** START Supplied data **

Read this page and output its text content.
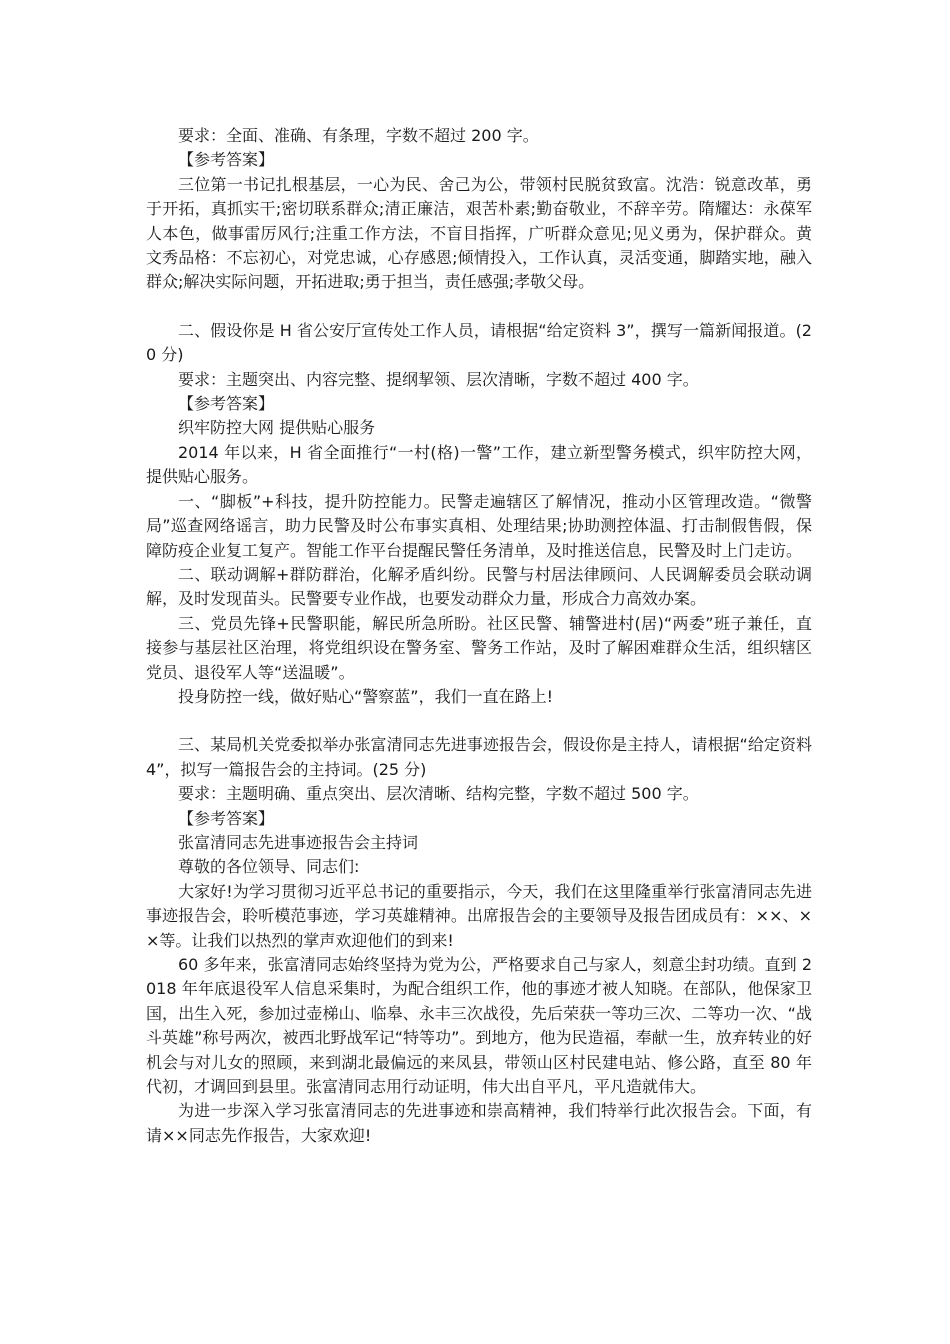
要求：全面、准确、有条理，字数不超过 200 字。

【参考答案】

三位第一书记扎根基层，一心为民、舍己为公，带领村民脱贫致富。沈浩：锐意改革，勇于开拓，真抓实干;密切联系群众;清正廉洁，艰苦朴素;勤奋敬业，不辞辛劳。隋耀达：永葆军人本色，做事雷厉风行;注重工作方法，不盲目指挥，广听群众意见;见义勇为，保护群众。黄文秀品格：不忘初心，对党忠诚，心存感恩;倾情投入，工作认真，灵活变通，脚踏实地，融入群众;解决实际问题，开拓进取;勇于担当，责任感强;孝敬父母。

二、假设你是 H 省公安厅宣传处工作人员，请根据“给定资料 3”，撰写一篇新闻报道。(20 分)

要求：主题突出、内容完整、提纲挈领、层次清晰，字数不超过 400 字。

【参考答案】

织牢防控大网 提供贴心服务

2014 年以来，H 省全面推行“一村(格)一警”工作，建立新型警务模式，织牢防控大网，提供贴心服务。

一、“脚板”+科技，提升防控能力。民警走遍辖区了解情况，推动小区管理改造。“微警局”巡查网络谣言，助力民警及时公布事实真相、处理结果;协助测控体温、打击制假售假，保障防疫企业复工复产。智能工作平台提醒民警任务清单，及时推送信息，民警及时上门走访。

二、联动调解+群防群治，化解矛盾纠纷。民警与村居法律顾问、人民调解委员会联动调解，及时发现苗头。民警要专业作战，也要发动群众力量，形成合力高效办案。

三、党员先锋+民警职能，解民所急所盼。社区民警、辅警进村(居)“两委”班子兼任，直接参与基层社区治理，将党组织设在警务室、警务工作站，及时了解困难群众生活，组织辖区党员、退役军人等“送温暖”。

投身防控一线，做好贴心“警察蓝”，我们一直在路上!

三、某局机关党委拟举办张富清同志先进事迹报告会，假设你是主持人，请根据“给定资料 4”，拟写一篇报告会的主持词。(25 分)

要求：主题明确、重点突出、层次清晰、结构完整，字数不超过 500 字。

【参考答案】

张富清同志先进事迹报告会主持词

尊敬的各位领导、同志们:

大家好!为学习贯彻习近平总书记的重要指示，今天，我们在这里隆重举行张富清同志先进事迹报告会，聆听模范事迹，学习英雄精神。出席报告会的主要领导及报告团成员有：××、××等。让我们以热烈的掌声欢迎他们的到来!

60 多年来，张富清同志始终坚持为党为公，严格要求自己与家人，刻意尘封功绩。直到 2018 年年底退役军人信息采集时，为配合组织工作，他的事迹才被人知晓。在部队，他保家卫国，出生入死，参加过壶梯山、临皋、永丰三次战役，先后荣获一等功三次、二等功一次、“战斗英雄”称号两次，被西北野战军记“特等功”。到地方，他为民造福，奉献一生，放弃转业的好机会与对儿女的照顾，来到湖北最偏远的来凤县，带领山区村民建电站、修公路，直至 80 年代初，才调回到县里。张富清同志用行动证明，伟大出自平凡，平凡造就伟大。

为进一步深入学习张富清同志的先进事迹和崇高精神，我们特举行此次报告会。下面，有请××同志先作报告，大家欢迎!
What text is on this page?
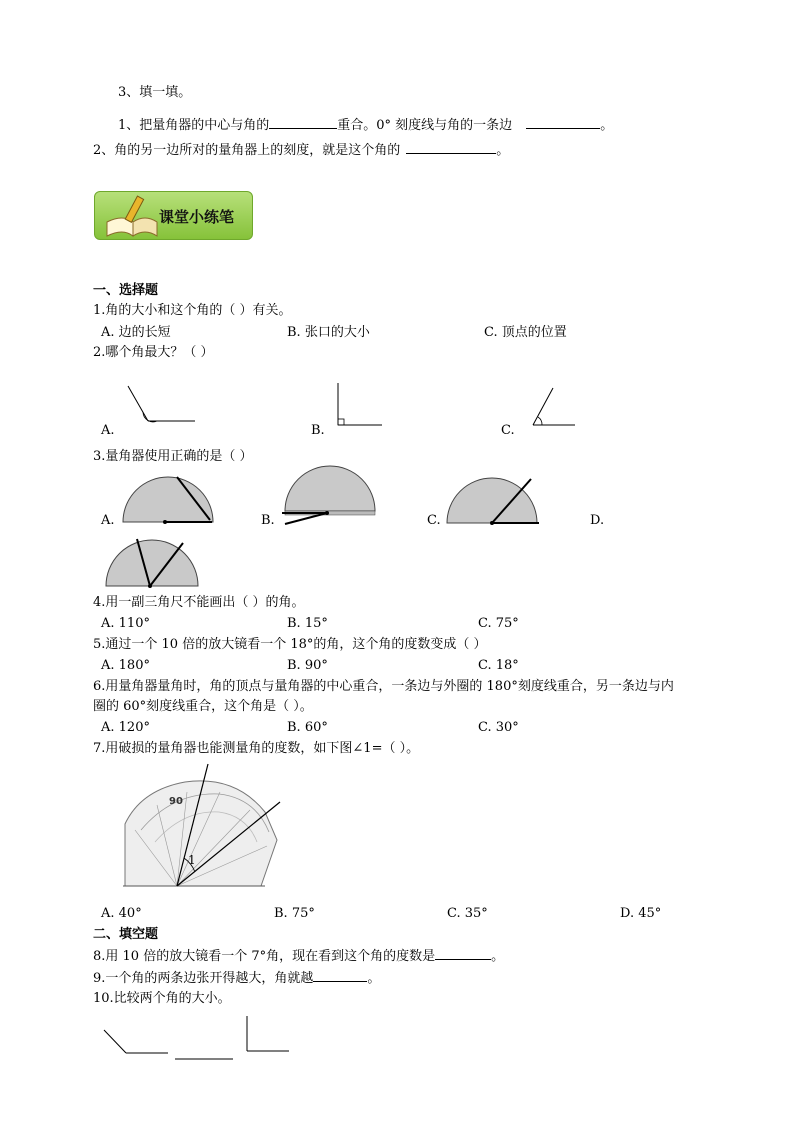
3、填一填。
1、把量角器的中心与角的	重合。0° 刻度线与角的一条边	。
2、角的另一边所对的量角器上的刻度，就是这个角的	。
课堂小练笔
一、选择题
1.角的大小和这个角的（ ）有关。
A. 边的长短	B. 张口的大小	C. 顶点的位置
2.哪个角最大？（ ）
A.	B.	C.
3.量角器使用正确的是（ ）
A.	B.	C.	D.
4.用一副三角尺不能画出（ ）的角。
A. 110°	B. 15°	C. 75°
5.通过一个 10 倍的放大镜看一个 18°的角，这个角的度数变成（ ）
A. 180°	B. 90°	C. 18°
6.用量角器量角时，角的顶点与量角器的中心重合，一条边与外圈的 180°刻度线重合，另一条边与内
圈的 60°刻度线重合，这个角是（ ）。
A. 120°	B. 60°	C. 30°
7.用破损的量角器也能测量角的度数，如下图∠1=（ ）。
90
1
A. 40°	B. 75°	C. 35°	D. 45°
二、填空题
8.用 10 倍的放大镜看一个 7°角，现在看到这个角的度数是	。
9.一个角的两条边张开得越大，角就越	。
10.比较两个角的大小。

** END Supplied data **

Directive: Make an exact copy of the data above, pictures excluded.

Task solution:
Read this page and output its text content.
要求：全面、准确、有条理，字数不超过 200 字。

【参考答案】

三位第一书记扎根基层，一心为民、舍己为公，带领村民脱贫致富。沈浩：锐意改革，勇于开拓，真抓实干;密切联系群众;清正廉洁，艰苦朴素;勤奋敬业，不辞辛劳。隋耀达：永葆军人本色，做事雷厉风行;注重工作方法，不盲目指挥，广听群众意见;见义勇为，保护群众。黄文秀品格：不忘初心，对党忠诚，心存感恩;倾情投入，工作认真，灵活变通，脚踏实地，融入群众;解决实际问题，开拓进取;勇于担当，责任感强;孝敬父母。

二、假设你是 H 省公安厅宣传处工作人员，请根据“给定资料 3”，撰写一篇新闻报道。(20 分)

要求：主题突出、内容完整、提纲挈领、层次清晰，字数不超过 400 字。

【参考答案】

织牢防控大网 提供贴心服务

2014 年以来，H 省全面推行“一村(格)一警”工作，建立新型警务模式，织牢防控大网，提供贴心服务。

一、“脚板”+科技，提升防控能力。民警走遍辖区了解情况，推动小区管理改造。“微警局”巡查网络谣言，助力民警及时公布事实真相、处理结果;协助测控体温、打击制假售假，保障防疫企业复工复产。智能工作平台提醒民警任务清单，及时推送信息，民警及时上门走访。

二、联动调解+群防群治，化解矛盾纠纷。民警与村居法律顾问、人民调解委员会联动调解，及时发现苗头。民警要专业作战，也要发动群众力量，形成合力高效办案。

三、党员先锋+民警职能，解民所急所盼。社区民警、辅警进村(居)“两委”班子兼任，直接参与基层社区治理，将党组织设在警务室、警务工作站，及时了解困难群众生活，组织辖区党员、退役军人等“送温暖”。

投身防控一线，做好贴心“警察蓝”，我们一直在路上!

三、某局机关党委拟举办张富清同志先进事迹报告会，假设你是主持人，请根据“给定资料 4”，拟写一篇报告会的主持词。(25 分)

要求：主题明确、重点突出、层次清晰、结构完整，字数不超过 500 字。

【参考答案】

张富清同志先进事迹报告会主持词

尊敬的各位领导、同志们:

大家好!为学习贯彻习近平总书记的重要指示，今天，我们在这里隆重举行张富清同志先进事迹报告会，聆听模范事迹，学习英雄精神。出席报告会的主要领导及报告团成员有：××、××等。让我们以热烈的掌声欢迎他们的到来!

60 多年来，张富清同志始终坚持为党为公，严格要求自己与家人，刻意尘封功绩。直到 2018 年年底退役军人信息采集时，为配合组织工作，他的事迹才被人知晓。在部队，他保家卫国，出生入死，参加过壶梯山、临皋、永丰三次战役，先后荣获一等功三次、二等功一次、“战斗英雄”称号两次，被西北野战军记“特等功”。到地方，他为民造福，奉献一生，放弃转业的好机会与对儿女的照顾，来到湖北最偏远的来凤县，带领山区村民建电站、修公路，直至 80 年代初，才调回到县里。张富清同志用行动证明，伟大出自平凡，平凡造就伟大。

为进一步深入学习张富清同志的先进事迹和崇高精神，我们特举行此次报告会。下面，有请××同志先作报告，大家欢迎!
What text is on this page?
3、填一填。
1、把量角器的中心与角的	重合。0° 刻度线与角的一条边	。
2、角的另一边所对的量角器上的刻度，就是这个角的	。
课堂小练笔
一、选择题
1.角的大小和这个角的（ ）有关。
A. 边的长短	B. 张口的大小	C. 顶点的位置
2.哪个角最大？（ ）
A.	B.	C.
3.量角器使用正确的是（ ）
A.	B.	C.	D.
4.用一副三角尺不能画出（ ）的角。
A. 110°	B. 15°	C. 75°
5.通过一个 10 倍的放大镜看一个 18°的角，这个角的度数变成（ ）
A. 180°	B. 90°	C. 18°
6.用量角器量角时，角的顶点与量角器的中心重合，一条边与外圈的 180°刻度线重合，另一条边与内
圈的 60°刻度线重合，这个角是（ ）。
A. 120°	B. 60°	C. 30°
7.用破损的量角器也能测量角的度数，如下图∠1=（ ）。
90
1
A. 40°	B. 75°	C. 35°	D. 45°
二、填空题
8.用 10 倍的放大镜看一个 7°角，现在看到这个角的度数是	。
9.一个角的两条边张开得越大，角就越	。
10.比较两个角的大小。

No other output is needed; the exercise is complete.